#### Exercise:
The number of lines below containing the word "projection" is all that should be returned.

#### Structured page parsing data:
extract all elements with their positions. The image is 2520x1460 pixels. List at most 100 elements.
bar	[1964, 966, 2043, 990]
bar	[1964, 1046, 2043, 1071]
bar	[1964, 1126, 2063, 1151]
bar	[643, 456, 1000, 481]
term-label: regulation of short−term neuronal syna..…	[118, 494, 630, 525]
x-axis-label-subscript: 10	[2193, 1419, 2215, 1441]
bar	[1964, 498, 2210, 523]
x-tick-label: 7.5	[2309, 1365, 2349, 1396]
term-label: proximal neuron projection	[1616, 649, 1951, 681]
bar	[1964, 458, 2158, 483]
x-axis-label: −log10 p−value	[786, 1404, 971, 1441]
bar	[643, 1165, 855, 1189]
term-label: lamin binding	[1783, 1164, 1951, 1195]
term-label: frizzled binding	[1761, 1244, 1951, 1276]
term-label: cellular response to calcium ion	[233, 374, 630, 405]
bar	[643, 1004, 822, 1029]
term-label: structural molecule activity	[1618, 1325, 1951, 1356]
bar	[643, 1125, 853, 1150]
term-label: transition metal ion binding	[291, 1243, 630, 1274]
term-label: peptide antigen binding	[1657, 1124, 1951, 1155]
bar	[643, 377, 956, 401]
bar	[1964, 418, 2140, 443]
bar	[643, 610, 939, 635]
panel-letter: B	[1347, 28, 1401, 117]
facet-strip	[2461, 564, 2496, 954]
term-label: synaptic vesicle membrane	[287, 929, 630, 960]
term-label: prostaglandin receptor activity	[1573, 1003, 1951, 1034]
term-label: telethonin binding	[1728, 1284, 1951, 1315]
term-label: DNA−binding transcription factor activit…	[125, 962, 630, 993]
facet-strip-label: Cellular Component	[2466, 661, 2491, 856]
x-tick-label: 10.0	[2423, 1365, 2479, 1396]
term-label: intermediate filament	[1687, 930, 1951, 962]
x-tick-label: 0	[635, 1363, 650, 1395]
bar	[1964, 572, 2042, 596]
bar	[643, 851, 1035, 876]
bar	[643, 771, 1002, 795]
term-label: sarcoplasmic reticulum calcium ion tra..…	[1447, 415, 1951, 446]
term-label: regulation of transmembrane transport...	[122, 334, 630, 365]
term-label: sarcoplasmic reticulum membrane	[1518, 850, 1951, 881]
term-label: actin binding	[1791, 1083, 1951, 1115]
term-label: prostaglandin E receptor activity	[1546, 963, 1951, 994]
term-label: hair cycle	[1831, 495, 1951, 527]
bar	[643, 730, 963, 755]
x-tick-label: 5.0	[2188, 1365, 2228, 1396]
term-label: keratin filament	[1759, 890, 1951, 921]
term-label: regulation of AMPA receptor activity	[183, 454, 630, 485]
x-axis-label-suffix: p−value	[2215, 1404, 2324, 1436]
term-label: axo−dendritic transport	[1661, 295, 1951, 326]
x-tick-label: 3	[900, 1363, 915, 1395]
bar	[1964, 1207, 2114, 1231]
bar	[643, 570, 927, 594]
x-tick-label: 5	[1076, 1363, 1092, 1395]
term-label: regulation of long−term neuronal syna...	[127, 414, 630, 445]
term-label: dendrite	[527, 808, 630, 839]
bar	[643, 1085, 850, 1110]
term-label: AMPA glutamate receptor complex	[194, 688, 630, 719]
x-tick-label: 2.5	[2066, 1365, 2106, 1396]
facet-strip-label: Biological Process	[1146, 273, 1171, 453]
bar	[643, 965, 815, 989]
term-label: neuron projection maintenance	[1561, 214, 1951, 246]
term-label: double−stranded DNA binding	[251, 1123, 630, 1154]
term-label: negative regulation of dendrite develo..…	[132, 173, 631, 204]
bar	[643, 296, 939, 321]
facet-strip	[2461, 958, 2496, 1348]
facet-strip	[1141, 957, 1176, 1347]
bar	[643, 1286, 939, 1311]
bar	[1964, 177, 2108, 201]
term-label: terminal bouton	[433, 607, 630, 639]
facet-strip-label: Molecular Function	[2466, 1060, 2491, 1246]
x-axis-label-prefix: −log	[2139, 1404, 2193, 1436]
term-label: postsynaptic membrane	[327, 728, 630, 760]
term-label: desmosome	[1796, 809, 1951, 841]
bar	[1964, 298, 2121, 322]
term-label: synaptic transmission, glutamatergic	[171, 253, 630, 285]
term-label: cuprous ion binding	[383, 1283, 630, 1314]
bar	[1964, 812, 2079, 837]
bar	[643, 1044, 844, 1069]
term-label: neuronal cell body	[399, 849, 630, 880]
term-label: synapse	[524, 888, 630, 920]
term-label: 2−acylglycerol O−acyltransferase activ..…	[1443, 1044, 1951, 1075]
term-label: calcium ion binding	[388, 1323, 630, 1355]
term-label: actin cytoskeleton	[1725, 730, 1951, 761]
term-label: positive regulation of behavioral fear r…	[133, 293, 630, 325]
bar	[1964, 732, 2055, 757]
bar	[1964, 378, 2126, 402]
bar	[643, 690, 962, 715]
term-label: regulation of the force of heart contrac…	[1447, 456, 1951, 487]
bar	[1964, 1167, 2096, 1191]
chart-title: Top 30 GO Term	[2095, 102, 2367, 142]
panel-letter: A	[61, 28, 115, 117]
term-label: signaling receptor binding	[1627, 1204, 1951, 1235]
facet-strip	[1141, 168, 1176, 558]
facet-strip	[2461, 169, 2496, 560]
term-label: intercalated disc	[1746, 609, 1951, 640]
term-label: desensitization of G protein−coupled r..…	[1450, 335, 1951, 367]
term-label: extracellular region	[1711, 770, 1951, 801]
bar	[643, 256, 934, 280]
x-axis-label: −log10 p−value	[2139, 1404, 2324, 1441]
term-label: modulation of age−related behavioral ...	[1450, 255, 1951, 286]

#### Task output:
2